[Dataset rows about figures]
■ ■ ■ ■ ■ ■ ■

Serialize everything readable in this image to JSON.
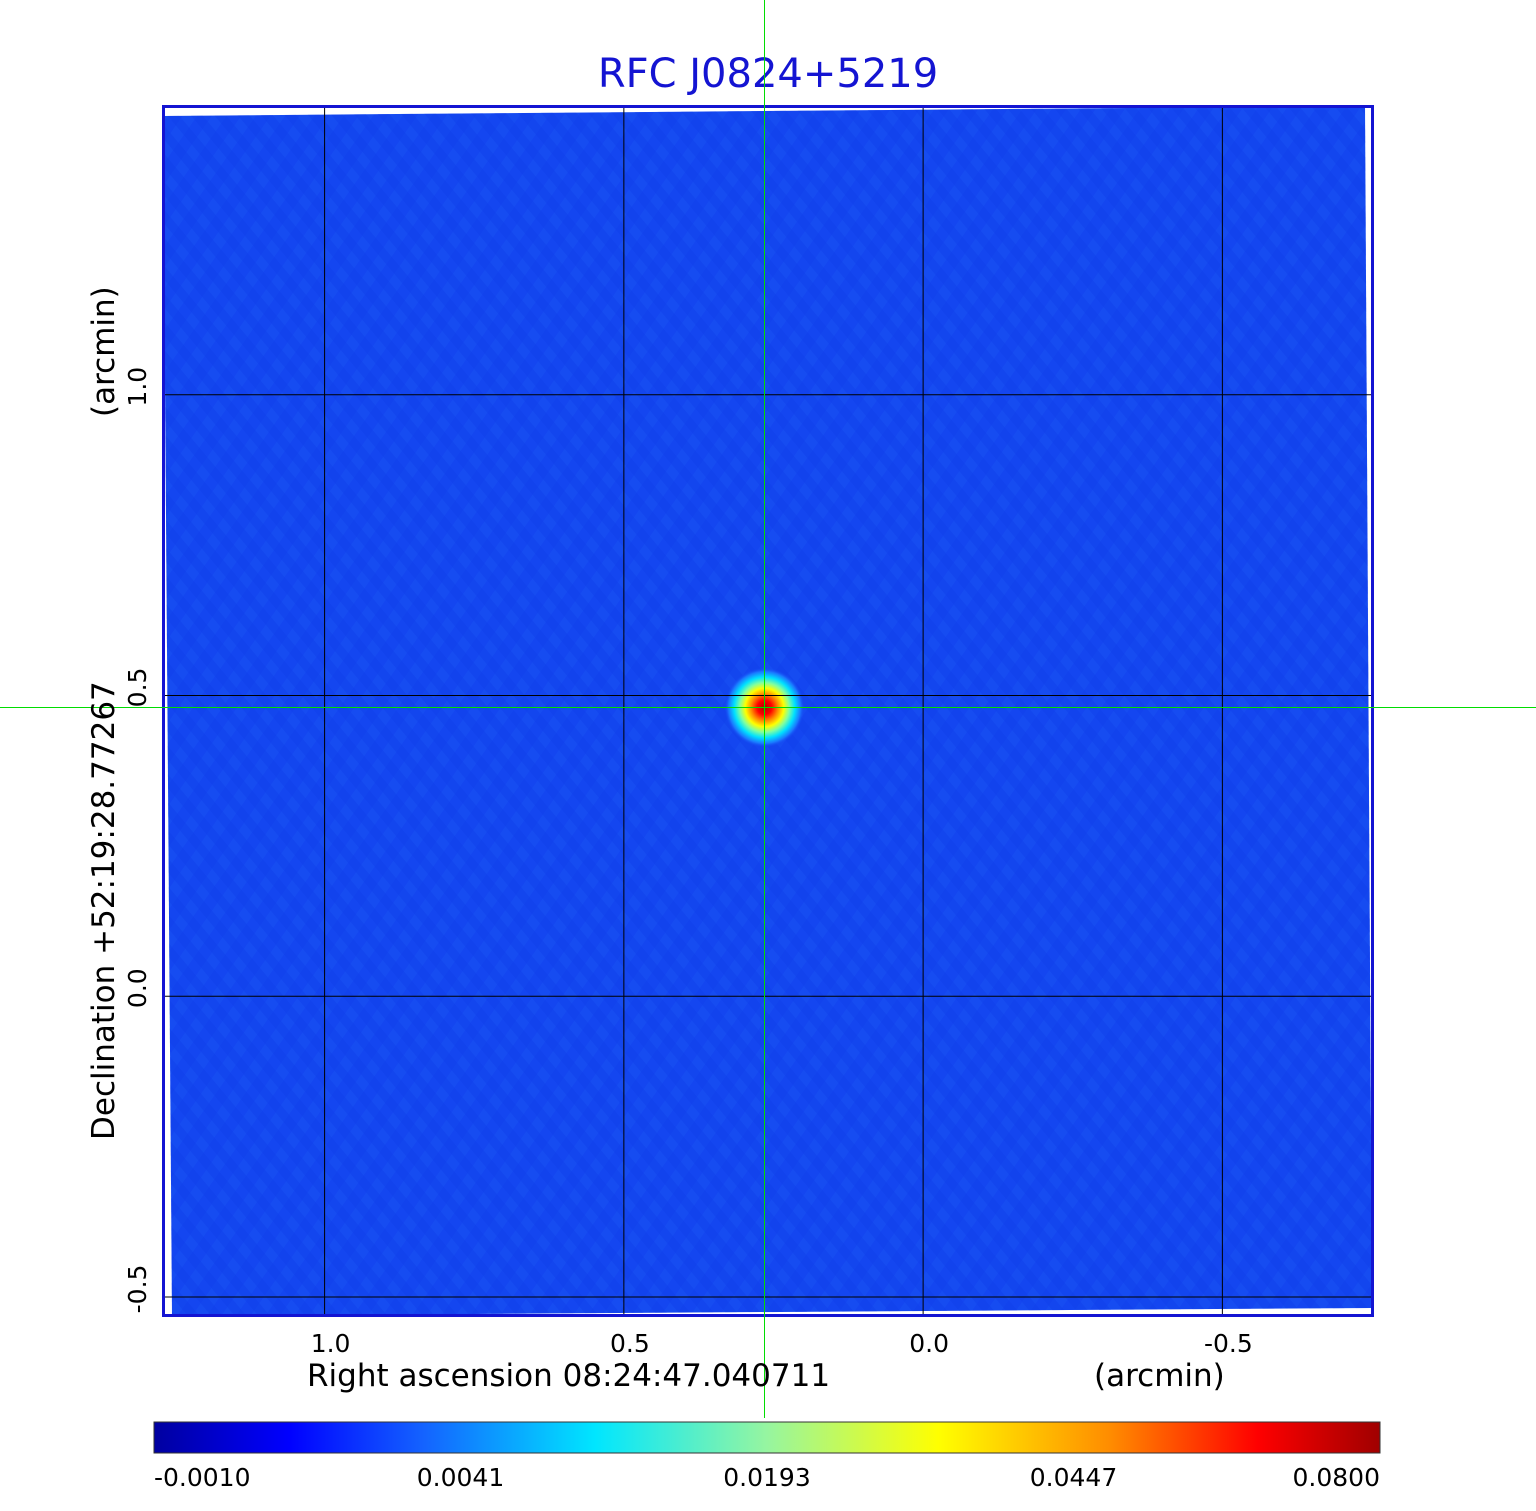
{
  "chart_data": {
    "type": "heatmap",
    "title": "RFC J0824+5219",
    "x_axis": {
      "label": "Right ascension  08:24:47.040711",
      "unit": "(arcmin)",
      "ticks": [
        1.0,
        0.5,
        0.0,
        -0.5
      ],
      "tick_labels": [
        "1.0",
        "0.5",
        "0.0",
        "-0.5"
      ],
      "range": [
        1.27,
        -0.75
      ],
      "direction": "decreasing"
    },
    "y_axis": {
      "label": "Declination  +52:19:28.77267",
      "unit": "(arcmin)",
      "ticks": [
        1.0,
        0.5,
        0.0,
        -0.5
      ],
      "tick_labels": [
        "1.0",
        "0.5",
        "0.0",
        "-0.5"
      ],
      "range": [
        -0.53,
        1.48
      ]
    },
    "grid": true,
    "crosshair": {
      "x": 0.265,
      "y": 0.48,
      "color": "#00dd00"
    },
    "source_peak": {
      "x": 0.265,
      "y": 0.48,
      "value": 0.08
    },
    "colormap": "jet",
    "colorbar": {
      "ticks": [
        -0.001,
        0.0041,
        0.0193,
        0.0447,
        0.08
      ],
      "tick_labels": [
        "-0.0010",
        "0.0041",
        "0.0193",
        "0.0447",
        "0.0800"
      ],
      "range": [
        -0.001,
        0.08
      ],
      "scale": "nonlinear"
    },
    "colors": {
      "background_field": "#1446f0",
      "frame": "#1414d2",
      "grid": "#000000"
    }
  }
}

■ ■ ■ ■ ■ ■ ■

YOUR OBJECTIVE: Transcribe the full listing above exactly, with the images removed.

RESULT FOR THIS TASK:
Serialize everything readable in this image to JSON.
{
  "chart_data": {
    "type": "heatmap",
    "title": "RFC J0824+5219",
    "x_axis": {
      "label": "Right ascension  08:24:47.040711",
      "unit": "(arcmin)",
      "ticks": [
        1.0,
        0.5,
        0.0,
        -0.5
      ],
      "tick_labels": [
        "1.0",
        "0.5",
        "0.0",
        "-0.5"
      ],
      "range": [
        1.27,
        -0.75
      ],
      "direction": "decreasing"
    },
    "y_axis": {
      "label": "Declination  +52:19:28.77267",
      "unit": "(arcmin)",
      "ticks": [
        1.0,
        0.5,
        0.0,
        -0.5
      ],
      "tick_labels": [
        "1.0",
        "0.5",
        "0.0",
        "-0.5"
      ],
      "range": [
        -0.53,
        1.48
      ]
    },
    "grid": true,
    "crosshair": {
      "x": 0.265,
      "y": 0.48,
      "color": "#00dd00"
    },
    "source_peak": {
      "x": 0.265,
      "y": 0.48,
      "value": 0.08
    },
    "colormap": "jet",
    "colorbar": {
      "ticks": [
        -0.001,
        0.0041,
        0.0193,
        0.0447,
        0.08
      ],
      "tick_labels": [
        "-0.0010",
        "0.0041",
        "0.0193",
        "0.0447",
        "0.0800"
      ],
      "range": [
        -0.001,
        0.08
      ],
      "scale": "nonlinear"
    },
    "colors": {
      "background_field": "#1446f0",
      "frame": "#1414d2",
      "grid": "#000000"
    }
  }
}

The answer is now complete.